_Written instruction:_ Here are records with pictures in them. Copy all of them exactly and leave the pictures out.

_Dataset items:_
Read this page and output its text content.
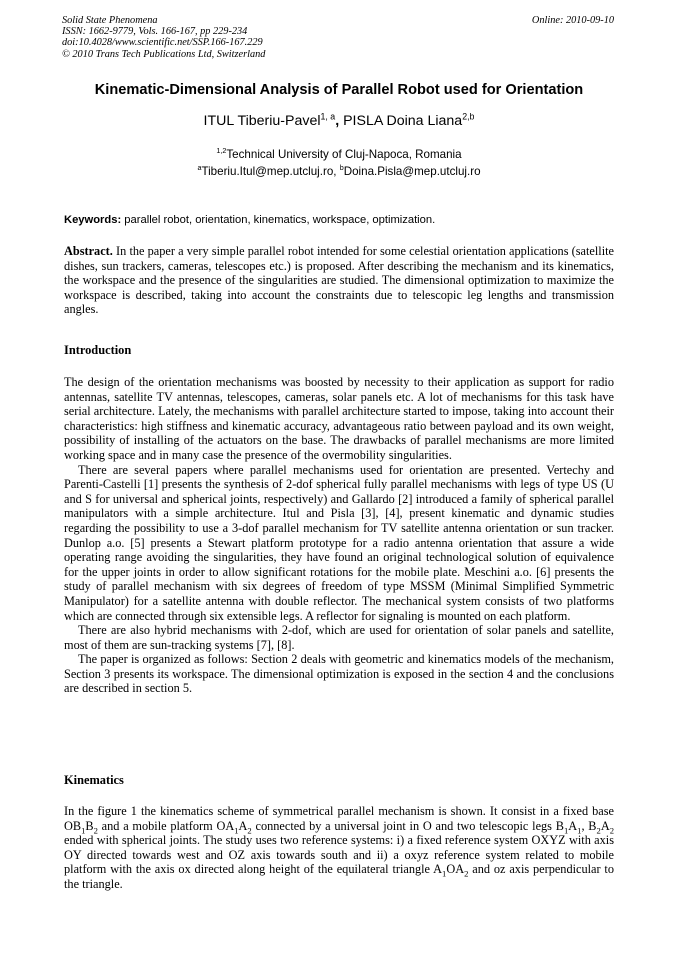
Solid State Phenomena
ISSN: 1662-9779, Vols. 166-167, pp 229-234
doi:10.4028/www.scientific.net/SSP.166-167.229
© 2010 Trans Tech Publications Ltd, Switzerland
Online: 2010-09-10
Kinematic-Dimensional Analysis of Parallel Robot used for Orientation
ITUL Tiberiu-Pavel$^{1, a}$, PISLA Doina Liana$^{2,b}$
$^{1,2}$Technical University of Cluj-Napoca, Romania
$^a$Tiberiu.Itul@mep.utcluj.ro, $^b$Doina.Pisla@mep.utcluj.ro
Keywords: parallel robot, orientation, kinematics, workspace, optimization.
Abstract. In the paper a very simple parallel robot intended for some celestial orientation applications (satellite dishes, sun trackers, cameras, telescopes etc.) is proposed. After describing the mechanism and its kinematics, the workspace and the presence of the singularities are studied. The dimensional optimization to maximize the workspace is described, taking into account the constraints due to telescopic leg lengths and transmission angles.
Introduction

The design of the orientation mechanisms was boosted by necessity to their application as support for radio antennas, satellite TV antennas, telescopes, cameras, solar panels etc. A lot of mechanisms for this task have serial architecture. Lately, the mechanisms with parallel architecture started to impose, taking into account their characteristics: high stiffness and kinematic accuracy, advantageous ratio between payload and its own weight, possibility of installing of the actuators on the base. The drawbacks of parallel mechanisms are more limited working space and in many case the presence of the overmobility singularities.

There are several papers where parallel mechanisms used for orientation are presented. Vertechy and Parenti-Castelli [1] presents the synthesis of 2-dof spherical fully parallel mechanisms with legs of type US (U and S for universal and spherical joints, respectively) and Gallardo [2] introduced a family of spherical parallel manipulators with a simple architecture. Itul and Pisla [3], [4], present kinematic and dynamic studies regarding the possibility to use a 3-dof parallel mechanism for TV satellite antenna orientation or sun tracker. Dunlop a.o. [5] presents a Stewart platform prototype for a radio antenna orientation that assure a wide operating range avoiding the singularities, they have found an original technological solution of equivalence for the upper joints in order to allow significant rotations for the mobile plate. Meschini a.o. [6] presents the study of parallel mechanism with six degrees of freedom of type MSSM (Minimal Simplified Symmetric Manipulator) for a satellite antenna with double reflector. The mechanical system consists of two platforms which are connected through six extensible legs. A reflector for signaling is mounted on each platform.

There are also hybrid mechanisms with 2-dof, which are used for orientation of solar panels and satellite, most of them are sun-tracking systems [7], [8].

The paper is organized as follows: Section 2 deals with geometric and kinematics models of the mechanism, Section 3 presents its workspace. The dimensional optimization is exposed in the section 4 and the conclusions are described in section 5.

Kinematics

In the figure 1 the kinematics scheme of symmetrical parallel mechanism is shown. It consist in a fixed base $OB_1B_2$ and a mobile platform $OA_1A_2$ connected by a universal joint in O and two telescopic legs $B_1A_1$, $B_2A_2$ ended with spherical joints. The study uses two reference systems: i) a fixed reference system OXYZ with axis OY directed towards west and OZ axis towards south and ii) a oxyz reference system related to mobile platform with the axis ox directed along height of the equilateral triangle $A_1OA_2$ and oz axis perpendicular to the triangle.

_Complete response:_
Read this page and output its text content.
Solid State Phenomena
ISSN: 1662-9779, Vols. 166-167, pp 229-234
doi:10.4028/www.scientific.net/SSP.166-167.229
© 2010 Trans Tech Publications Ltd, Switzerland
Online: 2010-09-10
Kinematic-Dimensional Analysis of Parallel Robot used for Orientation
ITUL Tiberiu-Pavel$^{1, a}$, PISLA Doina Liana$^{2,b}$
$^{1,2}$Technical University of Cluj-Napoca, Romania
$^a$Tiberiu.Itul@mep.utcluj.ro, $^b$Doina.Pisla@mep.utcluj.ro
Keywords: parallel robot, orientation, kinematics, workspace, optimization.
Abstract. In the paper a very simple parallel robot intended for some celestial orientation applications (satellite dishes, sun trackers, cameras, telescopes etc.) is proposed. After describing the mechanism and its kinematics, the workspace and the presence of the singularities are studied. The dimensional optimization to maximize the workspace is described, taking into account the constraints due to telescopic leg lengths and transmission angles.
Introduction

The design of the orientation mechanisms was boosted by necessity to their application as support for radio antennas, satellite TV antennas, telescopes, cameras, solar panels etc. A lot of mechanisms for this task have serial architecture. Lately, the mechanisms with parallel architecture started to impose, taking into account their characteristics: high stiffness and kinematic accuracy, advantageous ratio between payload and its own weight, possibility of installing of the actuators on the base. The drawbacks of parallel mechanisms are more limited working space and in many case the presence of the overmobility singularities.

There are several papers where parallel mechanisms used for orientation are presented. Vertechy and Parenti-Castelli [1] presents the synthesis of 2-dof spherical fully parallel mechanisms with legs of type US (U and S for universal and spherical joints, respectively) and Gallardo [2] introduced a family of spherical parallel manipulators with a simple architecture. Itul and Pisla [3], [4], present kinematic and dynamic studies regarding the possibility to use a 3-dof parallel mechanism for TV satellite antenna orientation or sun tracker. Dunlop a.o. [5] presents a Stewart platform prototype for a radio antenna orientation that assure a wide operating range avoiding the singularities, they have found an original technological solution of equivalence for the upper joints in order to allow significant rotations for the mobile plate. Meschini a.o. [6] presents the study of parallel mechanism with six degrees of freedom of type MSSM (Minimal Simplified Symmetric Manipulator) for a satellite antenna with double reflector. The mechanical system consists of two platforms which are connected through six extensible legs. A reflector for signaling is mounted on each platform.

There are also hybrid mechanisms with 2-dof, which are used for orientation of solar panels and satellite, most of them are sun-tracking systems [7], [8].

The paper is organized as follows: Section 2 deals with geometric and kinematics models of the mechanism, Section 3 presents its workspace. The dimensional optimization is exposed in the section 4 and the conclusions are described in section 5.

Kinematics

In the figure 1 the kinematics scheme of symmetrical parallel mechanism is shown. It consist in a fixed base $OB_1B_2$ and a mobile platform $OA_1A_2$ connected by a universal joint in O and two telescopic legs $B_1A_1$, $B_2A_2$ ended with spherical joints. The study uses two reference systems: i) a fixed reference system OXYZ with axis OY directed towards west and OZ axis towards south and ii) a oxyz reference system related to mobile platform with the axis ox directed along height of the equilateral triangle $A_1OA_2$ and oz axis perpendicular to the triangle.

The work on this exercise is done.